◆ EXTRACTED INFORMATION
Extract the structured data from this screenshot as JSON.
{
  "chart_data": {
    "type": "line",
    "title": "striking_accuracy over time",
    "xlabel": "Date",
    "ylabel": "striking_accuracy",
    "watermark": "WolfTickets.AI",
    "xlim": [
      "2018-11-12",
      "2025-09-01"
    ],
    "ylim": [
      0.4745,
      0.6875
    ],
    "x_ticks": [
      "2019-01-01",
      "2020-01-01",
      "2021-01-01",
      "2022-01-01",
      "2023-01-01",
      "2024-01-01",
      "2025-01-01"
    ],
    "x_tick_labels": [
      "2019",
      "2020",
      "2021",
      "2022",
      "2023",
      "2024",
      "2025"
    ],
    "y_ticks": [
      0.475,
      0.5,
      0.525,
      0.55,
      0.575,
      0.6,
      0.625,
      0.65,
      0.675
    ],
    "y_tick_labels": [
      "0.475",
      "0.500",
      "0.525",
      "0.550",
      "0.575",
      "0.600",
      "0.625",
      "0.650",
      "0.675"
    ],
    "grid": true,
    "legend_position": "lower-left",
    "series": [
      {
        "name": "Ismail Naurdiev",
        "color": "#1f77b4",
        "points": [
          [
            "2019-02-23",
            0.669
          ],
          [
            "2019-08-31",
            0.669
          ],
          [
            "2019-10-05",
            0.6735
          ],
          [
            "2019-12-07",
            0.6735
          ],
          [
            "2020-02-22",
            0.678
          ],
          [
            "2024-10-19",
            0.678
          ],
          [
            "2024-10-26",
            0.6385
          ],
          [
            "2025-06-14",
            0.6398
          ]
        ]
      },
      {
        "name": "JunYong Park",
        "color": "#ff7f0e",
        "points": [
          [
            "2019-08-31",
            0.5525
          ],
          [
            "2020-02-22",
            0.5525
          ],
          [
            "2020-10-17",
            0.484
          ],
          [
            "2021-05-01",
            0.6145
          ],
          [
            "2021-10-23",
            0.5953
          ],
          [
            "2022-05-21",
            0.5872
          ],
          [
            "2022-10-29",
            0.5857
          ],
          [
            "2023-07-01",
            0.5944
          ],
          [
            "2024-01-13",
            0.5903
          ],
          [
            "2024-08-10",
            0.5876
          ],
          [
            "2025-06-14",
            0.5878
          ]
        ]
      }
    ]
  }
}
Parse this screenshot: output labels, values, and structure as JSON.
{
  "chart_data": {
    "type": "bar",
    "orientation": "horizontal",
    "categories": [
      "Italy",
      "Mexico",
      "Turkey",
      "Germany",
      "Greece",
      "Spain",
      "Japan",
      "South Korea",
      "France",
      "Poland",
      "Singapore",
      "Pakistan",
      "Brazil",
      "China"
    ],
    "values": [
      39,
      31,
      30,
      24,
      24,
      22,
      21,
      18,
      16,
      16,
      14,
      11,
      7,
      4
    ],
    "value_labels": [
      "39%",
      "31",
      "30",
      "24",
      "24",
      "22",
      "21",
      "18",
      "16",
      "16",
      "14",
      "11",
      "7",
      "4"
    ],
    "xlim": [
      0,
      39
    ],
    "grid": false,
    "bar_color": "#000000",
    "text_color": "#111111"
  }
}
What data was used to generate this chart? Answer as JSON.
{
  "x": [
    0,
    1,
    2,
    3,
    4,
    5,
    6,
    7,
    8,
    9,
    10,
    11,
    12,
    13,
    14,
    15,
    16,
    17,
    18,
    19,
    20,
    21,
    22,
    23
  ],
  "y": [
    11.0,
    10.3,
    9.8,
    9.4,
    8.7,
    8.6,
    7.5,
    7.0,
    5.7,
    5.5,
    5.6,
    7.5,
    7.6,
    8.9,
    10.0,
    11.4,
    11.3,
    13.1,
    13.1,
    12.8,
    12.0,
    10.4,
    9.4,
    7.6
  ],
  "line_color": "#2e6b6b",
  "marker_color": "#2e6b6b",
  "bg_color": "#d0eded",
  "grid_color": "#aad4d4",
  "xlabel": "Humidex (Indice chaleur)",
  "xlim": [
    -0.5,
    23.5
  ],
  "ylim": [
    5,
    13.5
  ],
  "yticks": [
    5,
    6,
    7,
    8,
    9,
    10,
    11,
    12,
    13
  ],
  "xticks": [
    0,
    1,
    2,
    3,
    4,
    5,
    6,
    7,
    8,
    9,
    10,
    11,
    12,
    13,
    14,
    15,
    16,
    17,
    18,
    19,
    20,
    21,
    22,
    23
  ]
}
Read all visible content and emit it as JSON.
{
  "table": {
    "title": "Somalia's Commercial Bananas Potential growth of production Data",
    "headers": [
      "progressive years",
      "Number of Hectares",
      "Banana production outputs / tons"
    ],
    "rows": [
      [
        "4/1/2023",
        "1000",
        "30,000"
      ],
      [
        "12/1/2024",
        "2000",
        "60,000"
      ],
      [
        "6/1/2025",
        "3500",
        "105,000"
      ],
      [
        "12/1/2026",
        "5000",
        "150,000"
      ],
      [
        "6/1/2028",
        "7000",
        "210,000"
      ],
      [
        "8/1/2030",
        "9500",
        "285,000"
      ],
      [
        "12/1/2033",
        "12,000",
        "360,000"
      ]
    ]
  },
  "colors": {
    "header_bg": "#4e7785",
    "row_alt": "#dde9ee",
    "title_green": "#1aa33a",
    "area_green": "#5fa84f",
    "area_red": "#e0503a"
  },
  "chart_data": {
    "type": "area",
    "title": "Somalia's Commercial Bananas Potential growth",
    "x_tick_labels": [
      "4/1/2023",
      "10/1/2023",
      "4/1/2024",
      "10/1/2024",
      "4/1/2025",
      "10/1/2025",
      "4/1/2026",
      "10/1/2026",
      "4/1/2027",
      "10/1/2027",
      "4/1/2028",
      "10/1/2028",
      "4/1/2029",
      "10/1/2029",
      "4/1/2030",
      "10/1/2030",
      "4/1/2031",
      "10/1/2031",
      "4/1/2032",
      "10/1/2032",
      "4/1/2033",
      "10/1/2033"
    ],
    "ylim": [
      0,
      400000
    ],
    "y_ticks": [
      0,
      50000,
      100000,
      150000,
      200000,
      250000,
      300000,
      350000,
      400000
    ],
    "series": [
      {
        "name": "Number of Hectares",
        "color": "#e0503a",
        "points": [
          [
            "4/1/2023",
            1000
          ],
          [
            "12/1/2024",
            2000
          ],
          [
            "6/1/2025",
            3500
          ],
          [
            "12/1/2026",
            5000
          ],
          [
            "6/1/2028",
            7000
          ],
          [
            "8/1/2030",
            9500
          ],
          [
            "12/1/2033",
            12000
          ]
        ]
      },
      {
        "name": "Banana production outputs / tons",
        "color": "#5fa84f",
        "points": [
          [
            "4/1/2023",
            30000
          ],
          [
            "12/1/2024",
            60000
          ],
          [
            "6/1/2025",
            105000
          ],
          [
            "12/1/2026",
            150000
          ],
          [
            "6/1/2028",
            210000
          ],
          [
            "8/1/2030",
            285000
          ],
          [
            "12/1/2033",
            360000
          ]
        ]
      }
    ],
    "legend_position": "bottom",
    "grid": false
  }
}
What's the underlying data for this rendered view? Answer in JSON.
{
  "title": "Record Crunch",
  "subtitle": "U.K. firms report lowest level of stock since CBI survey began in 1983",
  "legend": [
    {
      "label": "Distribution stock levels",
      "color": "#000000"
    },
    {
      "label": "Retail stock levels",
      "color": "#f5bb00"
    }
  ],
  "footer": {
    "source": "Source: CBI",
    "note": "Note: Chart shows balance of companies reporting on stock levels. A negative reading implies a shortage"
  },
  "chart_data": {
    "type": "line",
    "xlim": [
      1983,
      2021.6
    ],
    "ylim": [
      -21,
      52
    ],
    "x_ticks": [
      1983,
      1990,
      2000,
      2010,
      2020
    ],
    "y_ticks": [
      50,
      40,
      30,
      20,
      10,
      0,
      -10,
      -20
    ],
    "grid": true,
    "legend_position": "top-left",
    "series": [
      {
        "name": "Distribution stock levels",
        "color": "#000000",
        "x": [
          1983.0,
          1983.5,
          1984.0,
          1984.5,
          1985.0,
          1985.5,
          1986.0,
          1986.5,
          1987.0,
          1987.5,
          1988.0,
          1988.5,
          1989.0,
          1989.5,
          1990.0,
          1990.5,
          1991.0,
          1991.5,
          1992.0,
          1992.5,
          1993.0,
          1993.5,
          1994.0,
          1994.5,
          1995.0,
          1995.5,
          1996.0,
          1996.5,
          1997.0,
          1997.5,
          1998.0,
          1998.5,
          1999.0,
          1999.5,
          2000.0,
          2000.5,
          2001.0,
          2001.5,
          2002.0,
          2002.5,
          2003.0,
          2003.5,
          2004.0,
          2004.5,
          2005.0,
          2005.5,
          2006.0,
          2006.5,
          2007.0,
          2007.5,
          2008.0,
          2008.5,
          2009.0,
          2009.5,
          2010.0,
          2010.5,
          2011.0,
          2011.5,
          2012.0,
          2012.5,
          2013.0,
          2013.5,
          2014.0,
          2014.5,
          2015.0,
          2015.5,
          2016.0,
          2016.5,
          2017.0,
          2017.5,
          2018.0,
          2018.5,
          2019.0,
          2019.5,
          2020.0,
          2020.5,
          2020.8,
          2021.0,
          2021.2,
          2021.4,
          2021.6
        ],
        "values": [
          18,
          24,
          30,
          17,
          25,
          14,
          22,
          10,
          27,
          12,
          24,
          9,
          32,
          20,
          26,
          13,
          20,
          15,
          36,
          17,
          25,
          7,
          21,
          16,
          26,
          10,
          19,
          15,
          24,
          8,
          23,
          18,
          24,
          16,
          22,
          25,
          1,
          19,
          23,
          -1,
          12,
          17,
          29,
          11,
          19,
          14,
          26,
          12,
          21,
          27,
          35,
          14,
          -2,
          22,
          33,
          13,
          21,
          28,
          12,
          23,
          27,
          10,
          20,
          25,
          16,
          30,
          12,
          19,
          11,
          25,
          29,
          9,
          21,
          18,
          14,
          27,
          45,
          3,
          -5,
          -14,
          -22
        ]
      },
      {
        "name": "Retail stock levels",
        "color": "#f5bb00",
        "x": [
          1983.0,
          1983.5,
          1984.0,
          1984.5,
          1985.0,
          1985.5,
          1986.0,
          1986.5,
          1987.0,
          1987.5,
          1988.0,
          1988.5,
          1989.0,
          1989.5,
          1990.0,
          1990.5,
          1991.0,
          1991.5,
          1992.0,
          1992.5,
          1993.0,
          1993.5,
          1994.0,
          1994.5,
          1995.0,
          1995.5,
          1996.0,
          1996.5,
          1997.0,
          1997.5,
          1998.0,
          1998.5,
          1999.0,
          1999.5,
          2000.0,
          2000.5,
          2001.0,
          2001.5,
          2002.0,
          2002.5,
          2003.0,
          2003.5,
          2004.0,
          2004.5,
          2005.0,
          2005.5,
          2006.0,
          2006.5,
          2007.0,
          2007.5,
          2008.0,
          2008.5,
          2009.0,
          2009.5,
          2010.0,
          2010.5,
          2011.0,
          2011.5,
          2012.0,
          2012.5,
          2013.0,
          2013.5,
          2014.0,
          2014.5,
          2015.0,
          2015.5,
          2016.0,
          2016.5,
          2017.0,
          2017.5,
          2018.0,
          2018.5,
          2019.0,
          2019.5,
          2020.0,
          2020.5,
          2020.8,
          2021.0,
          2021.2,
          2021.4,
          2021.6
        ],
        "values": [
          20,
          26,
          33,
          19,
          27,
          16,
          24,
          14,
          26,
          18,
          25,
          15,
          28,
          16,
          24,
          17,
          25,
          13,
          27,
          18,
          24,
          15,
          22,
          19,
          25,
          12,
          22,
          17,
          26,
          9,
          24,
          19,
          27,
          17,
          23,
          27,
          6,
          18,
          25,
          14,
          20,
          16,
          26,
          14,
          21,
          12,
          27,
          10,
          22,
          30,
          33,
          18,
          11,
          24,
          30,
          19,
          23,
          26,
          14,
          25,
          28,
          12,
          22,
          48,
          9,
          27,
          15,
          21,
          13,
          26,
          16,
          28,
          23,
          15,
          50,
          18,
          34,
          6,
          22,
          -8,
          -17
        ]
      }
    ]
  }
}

◆ REQUIREMENTS
Above are the records; copy every line in them that holds the word "Distribution".

◆ SOLUTION TO THE PROBLEM
      "label": "Distribution stock levels",
        "name": "Distribution stock levels",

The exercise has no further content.